**DATA RECORDS:**
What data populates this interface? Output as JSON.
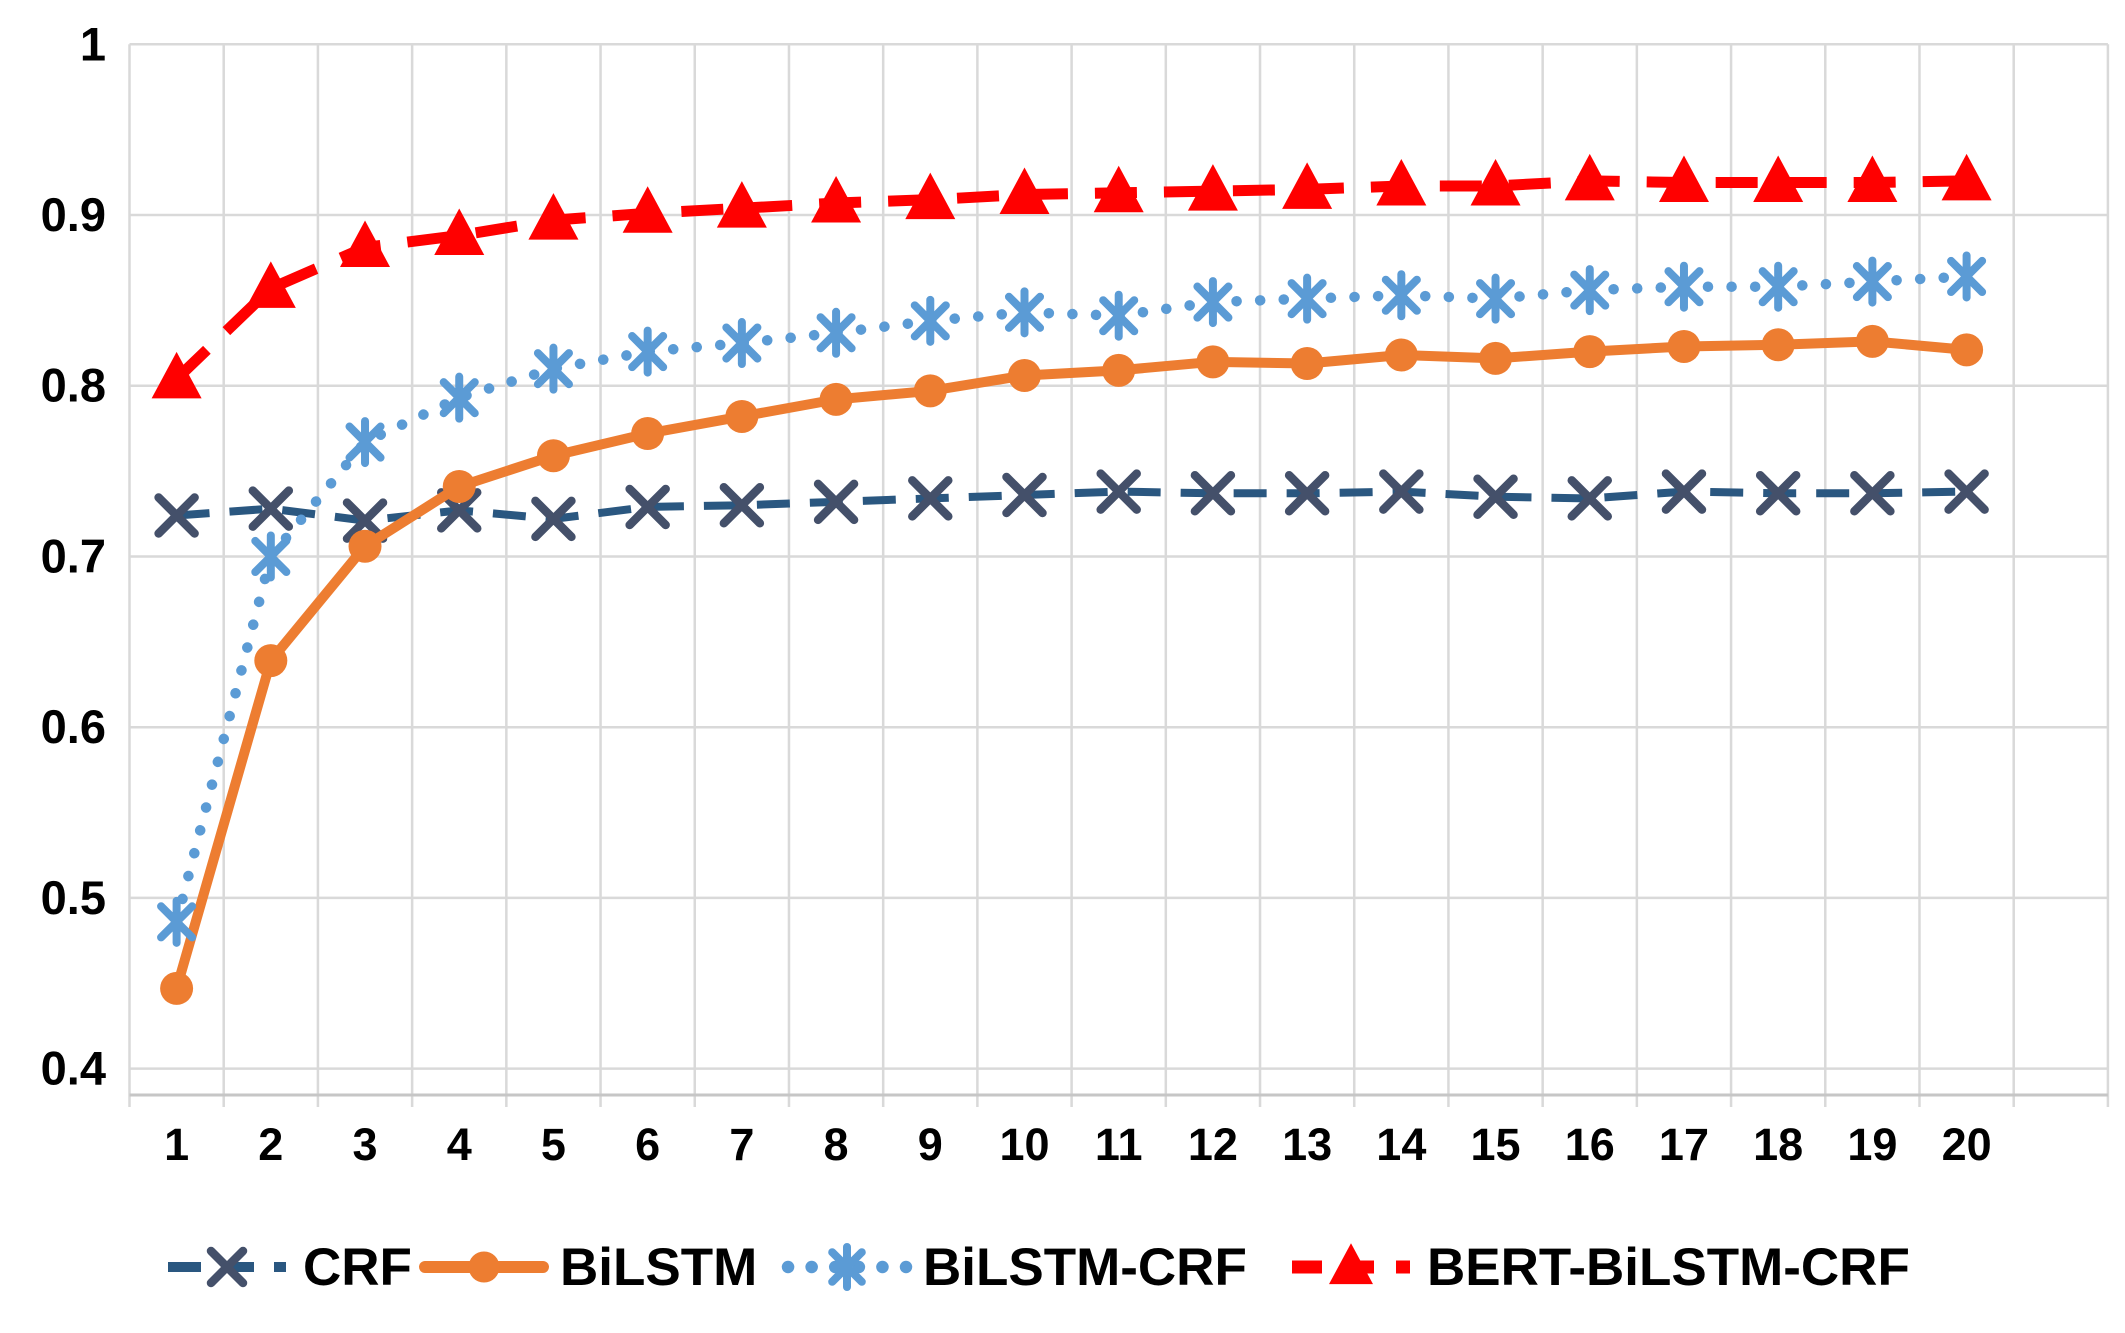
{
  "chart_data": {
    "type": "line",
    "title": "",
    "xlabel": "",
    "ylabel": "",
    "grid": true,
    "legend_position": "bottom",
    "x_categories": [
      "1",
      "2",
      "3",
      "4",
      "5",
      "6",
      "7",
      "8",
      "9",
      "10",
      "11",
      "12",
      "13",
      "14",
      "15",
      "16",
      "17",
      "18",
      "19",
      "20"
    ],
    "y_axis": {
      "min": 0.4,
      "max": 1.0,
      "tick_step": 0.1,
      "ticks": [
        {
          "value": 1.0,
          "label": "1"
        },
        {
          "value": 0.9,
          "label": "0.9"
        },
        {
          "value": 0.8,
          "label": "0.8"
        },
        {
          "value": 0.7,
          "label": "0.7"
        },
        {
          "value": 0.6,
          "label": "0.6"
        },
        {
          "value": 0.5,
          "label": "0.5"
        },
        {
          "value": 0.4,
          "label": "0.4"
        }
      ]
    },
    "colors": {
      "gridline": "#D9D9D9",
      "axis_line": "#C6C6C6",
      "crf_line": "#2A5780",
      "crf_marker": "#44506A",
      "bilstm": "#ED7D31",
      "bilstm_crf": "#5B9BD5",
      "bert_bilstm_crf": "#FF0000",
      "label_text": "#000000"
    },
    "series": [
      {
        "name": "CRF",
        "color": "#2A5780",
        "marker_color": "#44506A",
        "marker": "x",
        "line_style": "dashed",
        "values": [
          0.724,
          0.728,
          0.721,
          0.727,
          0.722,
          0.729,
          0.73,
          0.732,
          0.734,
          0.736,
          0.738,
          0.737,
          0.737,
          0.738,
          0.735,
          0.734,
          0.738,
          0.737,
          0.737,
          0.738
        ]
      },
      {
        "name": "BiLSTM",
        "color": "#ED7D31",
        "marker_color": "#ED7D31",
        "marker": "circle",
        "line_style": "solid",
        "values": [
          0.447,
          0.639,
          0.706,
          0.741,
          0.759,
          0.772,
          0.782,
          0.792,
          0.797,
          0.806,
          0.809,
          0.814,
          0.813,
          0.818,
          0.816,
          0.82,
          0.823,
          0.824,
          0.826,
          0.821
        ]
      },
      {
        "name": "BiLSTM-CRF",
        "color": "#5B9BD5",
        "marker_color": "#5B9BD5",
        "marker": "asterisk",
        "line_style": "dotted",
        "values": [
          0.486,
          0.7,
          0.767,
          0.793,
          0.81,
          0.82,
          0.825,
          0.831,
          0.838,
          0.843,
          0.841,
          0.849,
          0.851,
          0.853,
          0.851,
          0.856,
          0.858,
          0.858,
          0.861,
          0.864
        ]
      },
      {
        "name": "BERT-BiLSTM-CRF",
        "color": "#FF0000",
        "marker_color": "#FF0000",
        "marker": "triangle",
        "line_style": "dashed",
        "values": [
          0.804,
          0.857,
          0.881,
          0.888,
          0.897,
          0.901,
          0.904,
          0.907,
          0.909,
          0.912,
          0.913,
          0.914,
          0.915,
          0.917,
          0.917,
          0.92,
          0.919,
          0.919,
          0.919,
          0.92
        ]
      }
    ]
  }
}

---

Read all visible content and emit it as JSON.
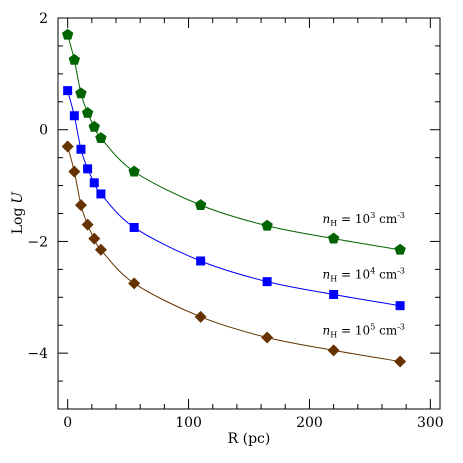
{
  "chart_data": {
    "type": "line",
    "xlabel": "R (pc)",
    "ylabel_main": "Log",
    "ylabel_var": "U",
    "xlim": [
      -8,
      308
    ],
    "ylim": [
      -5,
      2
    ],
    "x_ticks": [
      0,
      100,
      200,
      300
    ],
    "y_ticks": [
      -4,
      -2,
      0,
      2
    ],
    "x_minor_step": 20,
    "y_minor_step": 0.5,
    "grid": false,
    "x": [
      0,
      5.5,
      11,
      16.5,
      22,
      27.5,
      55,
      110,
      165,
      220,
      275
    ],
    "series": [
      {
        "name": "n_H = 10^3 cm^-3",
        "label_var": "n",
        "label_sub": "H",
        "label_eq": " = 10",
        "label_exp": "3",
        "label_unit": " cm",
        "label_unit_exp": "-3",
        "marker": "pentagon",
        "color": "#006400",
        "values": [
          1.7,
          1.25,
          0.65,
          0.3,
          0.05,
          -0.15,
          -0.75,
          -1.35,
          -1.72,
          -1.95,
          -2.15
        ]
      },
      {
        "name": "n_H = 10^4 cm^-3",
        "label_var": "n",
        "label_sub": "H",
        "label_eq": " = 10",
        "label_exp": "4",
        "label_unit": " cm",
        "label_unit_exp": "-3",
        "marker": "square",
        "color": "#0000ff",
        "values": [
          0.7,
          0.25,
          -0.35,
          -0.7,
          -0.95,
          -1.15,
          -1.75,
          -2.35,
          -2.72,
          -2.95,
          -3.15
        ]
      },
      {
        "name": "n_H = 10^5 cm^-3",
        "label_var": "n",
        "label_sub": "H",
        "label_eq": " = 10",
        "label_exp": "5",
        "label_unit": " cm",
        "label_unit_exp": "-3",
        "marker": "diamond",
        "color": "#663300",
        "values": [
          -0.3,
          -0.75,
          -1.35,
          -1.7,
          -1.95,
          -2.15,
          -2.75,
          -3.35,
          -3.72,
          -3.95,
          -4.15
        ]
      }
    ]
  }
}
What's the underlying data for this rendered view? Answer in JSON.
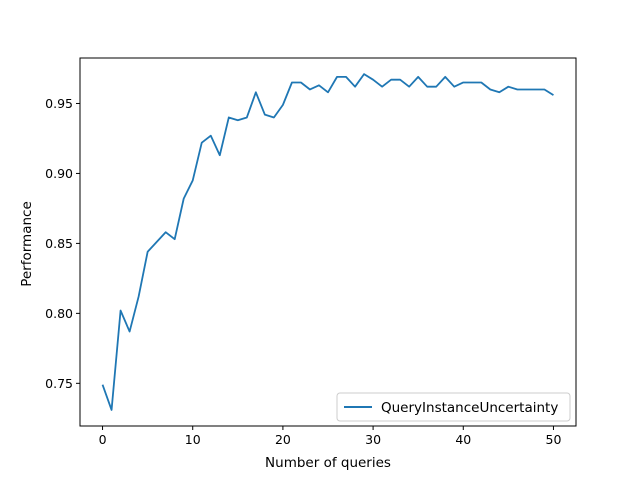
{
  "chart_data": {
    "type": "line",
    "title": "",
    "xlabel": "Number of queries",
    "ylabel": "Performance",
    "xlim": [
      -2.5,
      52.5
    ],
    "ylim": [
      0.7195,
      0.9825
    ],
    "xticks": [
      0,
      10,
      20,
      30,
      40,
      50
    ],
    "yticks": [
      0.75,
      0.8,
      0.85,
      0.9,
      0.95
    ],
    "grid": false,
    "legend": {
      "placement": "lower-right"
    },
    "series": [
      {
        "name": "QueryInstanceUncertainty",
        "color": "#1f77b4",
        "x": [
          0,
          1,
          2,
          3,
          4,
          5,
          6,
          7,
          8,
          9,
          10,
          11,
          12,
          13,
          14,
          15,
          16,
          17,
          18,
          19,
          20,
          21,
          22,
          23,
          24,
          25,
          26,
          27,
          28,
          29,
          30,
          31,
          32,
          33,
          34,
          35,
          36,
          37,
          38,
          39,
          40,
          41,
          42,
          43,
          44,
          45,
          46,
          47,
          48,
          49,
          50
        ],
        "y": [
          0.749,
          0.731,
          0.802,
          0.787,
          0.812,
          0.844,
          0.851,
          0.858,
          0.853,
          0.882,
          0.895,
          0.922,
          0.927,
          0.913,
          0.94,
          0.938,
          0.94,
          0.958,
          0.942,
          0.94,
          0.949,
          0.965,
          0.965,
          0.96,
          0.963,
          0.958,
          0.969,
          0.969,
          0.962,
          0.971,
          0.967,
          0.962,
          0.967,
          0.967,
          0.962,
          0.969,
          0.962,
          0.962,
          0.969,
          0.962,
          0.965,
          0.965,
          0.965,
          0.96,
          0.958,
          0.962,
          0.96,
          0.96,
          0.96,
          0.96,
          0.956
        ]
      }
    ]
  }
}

**TASK GOAL:** Copy out every line of the data that includes the word "xlabel".

**ANSWER FOR THIS EXERCISE:**
    "xlabel": "",
    "xlabel": "R (pc)",
    "xlabel": "Number of queries",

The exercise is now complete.